■ **What you will do**: What is the number of lines in these entries that contain "level"? State it alone.

[start]

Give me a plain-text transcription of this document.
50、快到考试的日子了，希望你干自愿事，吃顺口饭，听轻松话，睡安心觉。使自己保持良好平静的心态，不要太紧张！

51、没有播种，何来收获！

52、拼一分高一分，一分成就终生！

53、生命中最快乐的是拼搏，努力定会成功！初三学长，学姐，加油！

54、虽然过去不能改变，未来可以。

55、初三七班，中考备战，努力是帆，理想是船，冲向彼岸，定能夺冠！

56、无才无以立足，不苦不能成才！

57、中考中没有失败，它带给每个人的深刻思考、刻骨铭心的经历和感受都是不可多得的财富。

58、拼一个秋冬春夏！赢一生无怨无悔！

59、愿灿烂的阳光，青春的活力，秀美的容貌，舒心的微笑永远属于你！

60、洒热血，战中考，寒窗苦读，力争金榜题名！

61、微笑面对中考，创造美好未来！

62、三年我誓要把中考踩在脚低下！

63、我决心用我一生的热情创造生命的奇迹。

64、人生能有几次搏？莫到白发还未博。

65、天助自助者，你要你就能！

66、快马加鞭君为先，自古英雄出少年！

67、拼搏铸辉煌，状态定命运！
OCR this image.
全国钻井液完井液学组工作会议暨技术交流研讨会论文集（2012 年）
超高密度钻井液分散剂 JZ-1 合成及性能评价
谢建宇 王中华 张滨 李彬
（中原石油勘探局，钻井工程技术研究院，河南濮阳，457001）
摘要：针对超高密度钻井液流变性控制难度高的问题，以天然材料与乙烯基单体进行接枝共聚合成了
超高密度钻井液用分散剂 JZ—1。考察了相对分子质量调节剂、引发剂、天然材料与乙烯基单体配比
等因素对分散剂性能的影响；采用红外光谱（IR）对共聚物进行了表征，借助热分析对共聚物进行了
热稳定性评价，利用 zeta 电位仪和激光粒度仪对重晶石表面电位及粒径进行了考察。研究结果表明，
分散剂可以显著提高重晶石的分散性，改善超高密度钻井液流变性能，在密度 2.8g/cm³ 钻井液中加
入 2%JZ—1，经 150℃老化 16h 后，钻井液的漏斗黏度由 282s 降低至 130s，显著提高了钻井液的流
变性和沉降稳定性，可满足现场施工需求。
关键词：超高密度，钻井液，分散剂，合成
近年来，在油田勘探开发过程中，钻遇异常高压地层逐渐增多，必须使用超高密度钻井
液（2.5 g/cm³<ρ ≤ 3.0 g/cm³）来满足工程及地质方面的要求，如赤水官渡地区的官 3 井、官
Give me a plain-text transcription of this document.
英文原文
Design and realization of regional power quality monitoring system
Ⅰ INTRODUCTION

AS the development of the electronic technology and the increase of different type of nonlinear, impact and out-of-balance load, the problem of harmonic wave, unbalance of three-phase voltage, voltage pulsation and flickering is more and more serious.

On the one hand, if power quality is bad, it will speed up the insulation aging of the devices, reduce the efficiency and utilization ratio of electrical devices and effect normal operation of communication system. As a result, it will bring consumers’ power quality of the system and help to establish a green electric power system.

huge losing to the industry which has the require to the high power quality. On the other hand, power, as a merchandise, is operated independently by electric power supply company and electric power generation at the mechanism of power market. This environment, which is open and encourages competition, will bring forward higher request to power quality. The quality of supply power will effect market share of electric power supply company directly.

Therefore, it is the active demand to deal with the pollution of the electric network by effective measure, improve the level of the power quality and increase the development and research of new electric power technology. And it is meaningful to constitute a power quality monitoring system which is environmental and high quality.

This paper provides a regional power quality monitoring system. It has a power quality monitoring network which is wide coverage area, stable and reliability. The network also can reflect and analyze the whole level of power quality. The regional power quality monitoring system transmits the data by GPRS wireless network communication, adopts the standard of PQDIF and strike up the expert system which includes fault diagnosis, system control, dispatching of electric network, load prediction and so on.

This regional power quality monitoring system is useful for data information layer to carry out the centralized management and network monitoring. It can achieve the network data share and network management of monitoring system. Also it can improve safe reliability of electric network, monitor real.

[end]

■ **Solution to the problem**: 2